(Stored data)
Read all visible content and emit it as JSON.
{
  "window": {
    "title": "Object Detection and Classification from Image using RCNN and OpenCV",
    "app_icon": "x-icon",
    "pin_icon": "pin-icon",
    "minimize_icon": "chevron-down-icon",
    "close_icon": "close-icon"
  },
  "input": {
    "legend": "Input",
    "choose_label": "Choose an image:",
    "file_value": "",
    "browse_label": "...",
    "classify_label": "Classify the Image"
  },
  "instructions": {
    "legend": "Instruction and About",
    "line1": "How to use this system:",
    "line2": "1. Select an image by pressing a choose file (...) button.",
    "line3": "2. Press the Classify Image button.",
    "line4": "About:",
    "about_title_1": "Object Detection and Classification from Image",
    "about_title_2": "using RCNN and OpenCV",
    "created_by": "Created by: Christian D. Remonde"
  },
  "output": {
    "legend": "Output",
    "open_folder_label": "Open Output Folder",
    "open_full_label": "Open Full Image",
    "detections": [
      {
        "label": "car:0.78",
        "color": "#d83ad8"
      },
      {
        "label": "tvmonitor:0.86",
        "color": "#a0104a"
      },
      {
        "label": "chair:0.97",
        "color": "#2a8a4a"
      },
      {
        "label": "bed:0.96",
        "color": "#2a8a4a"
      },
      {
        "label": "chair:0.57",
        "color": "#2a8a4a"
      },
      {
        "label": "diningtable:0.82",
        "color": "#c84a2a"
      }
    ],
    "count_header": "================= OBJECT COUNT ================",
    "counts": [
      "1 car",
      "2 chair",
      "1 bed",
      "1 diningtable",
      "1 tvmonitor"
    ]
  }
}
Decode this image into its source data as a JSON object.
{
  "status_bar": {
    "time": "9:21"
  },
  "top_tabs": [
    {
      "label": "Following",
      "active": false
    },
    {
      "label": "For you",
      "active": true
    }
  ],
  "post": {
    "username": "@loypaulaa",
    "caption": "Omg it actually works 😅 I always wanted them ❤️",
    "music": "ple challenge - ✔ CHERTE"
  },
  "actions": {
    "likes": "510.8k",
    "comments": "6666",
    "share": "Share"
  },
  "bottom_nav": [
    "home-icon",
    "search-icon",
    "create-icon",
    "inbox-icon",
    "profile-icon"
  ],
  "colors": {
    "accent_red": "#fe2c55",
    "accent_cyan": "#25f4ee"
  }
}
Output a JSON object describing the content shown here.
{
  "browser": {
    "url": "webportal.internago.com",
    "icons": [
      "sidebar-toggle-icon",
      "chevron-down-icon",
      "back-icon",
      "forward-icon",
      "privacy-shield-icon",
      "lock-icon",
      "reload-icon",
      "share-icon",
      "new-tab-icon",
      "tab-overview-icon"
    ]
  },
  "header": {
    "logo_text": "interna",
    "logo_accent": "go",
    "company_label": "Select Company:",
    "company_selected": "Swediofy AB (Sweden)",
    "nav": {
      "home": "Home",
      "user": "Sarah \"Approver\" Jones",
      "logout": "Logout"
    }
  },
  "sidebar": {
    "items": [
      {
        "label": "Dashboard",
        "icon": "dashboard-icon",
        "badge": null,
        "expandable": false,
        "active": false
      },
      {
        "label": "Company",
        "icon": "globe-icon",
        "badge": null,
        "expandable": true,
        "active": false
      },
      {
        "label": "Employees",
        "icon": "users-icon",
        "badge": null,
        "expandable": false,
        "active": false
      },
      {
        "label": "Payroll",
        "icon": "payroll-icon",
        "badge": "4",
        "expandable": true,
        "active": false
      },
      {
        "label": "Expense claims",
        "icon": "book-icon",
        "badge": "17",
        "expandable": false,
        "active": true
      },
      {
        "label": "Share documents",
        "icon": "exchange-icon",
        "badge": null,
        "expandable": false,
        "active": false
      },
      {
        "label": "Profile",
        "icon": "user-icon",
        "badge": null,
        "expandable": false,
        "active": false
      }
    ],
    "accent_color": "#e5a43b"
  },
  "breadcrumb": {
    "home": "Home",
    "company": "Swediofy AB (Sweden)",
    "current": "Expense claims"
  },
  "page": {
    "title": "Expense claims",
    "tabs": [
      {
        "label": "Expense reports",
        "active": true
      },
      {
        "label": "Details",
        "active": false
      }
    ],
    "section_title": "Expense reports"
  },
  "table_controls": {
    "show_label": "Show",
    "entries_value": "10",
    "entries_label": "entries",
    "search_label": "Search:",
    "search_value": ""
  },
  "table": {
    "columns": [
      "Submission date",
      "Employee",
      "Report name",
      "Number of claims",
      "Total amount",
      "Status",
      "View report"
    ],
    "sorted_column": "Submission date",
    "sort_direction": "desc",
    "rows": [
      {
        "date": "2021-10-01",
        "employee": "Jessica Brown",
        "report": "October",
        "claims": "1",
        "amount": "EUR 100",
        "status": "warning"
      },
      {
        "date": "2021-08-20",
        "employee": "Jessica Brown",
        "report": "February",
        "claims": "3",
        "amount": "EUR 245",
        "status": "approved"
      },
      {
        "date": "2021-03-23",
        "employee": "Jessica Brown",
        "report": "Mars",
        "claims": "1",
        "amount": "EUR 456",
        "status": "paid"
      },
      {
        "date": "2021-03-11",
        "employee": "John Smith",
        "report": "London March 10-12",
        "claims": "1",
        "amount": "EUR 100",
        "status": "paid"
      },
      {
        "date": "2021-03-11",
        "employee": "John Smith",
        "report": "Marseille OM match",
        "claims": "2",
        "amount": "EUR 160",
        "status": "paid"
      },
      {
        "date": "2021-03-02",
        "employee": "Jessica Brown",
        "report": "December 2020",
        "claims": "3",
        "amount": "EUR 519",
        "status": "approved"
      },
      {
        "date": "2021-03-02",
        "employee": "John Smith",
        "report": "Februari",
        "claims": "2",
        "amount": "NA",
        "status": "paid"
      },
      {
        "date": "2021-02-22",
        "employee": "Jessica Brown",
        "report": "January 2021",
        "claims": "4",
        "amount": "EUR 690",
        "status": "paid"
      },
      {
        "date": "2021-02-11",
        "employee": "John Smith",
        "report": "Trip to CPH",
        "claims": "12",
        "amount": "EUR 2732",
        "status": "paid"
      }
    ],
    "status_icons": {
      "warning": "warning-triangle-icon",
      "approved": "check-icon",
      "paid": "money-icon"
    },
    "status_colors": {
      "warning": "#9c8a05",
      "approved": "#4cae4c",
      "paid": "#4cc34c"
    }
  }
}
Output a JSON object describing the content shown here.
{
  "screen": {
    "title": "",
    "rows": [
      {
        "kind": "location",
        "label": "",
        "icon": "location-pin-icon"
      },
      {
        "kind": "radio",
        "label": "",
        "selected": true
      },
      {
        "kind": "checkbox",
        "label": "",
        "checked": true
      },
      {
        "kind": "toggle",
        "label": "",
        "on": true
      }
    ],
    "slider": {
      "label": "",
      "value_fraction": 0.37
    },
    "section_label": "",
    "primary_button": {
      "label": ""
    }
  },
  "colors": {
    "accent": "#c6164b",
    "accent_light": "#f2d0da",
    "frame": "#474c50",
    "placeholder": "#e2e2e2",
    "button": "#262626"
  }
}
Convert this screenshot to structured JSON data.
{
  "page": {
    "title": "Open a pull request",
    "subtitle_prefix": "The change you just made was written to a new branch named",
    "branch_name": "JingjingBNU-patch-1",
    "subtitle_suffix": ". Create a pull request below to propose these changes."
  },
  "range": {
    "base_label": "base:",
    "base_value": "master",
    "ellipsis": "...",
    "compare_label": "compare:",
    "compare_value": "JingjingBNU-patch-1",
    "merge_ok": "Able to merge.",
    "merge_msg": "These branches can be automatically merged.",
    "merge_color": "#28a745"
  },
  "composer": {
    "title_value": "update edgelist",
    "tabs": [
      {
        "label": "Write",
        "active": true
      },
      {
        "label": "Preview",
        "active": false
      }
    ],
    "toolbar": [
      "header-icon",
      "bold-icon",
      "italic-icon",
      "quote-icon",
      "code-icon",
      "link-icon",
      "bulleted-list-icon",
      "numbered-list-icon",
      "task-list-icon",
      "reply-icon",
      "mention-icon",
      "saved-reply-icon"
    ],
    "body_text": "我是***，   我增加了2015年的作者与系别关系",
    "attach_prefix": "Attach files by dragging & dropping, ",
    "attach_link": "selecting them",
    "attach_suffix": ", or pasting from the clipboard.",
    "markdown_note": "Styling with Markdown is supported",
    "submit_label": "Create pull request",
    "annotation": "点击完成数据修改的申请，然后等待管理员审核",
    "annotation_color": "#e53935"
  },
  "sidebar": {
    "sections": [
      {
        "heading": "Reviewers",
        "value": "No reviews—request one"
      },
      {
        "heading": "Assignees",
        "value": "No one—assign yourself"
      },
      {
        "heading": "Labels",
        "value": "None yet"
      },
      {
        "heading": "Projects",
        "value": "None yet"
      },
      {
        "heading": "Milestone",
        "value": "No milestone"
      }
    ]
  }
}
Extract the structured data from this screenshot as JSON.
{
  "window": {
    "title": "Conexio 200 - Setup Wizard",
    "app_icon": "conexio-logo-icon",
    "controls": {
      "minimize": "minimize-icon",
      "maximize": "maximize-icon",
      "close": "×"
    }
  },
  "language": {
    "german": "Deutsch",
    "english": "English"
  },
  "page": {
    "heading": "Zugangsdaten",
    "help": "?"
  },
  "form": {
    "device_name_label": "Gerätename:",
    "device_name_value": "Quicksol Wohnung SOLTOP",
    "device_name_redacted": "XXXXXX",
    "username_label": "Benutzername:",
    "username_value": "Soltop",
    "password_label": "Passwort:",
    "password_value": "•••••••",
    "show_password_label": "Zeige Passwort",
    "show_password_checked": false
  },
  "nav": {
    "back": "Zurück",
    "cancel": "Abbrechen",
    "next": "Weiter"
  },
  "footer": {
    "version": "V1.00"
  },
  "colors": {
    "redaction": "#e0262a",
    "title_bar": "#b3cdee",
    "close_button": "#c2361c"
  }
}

SHORT EXERCISE:
Give the count of lines in the data above that hold the string "Passwort", with no additional words.

ANSWER TO THIS PROBLEM:
2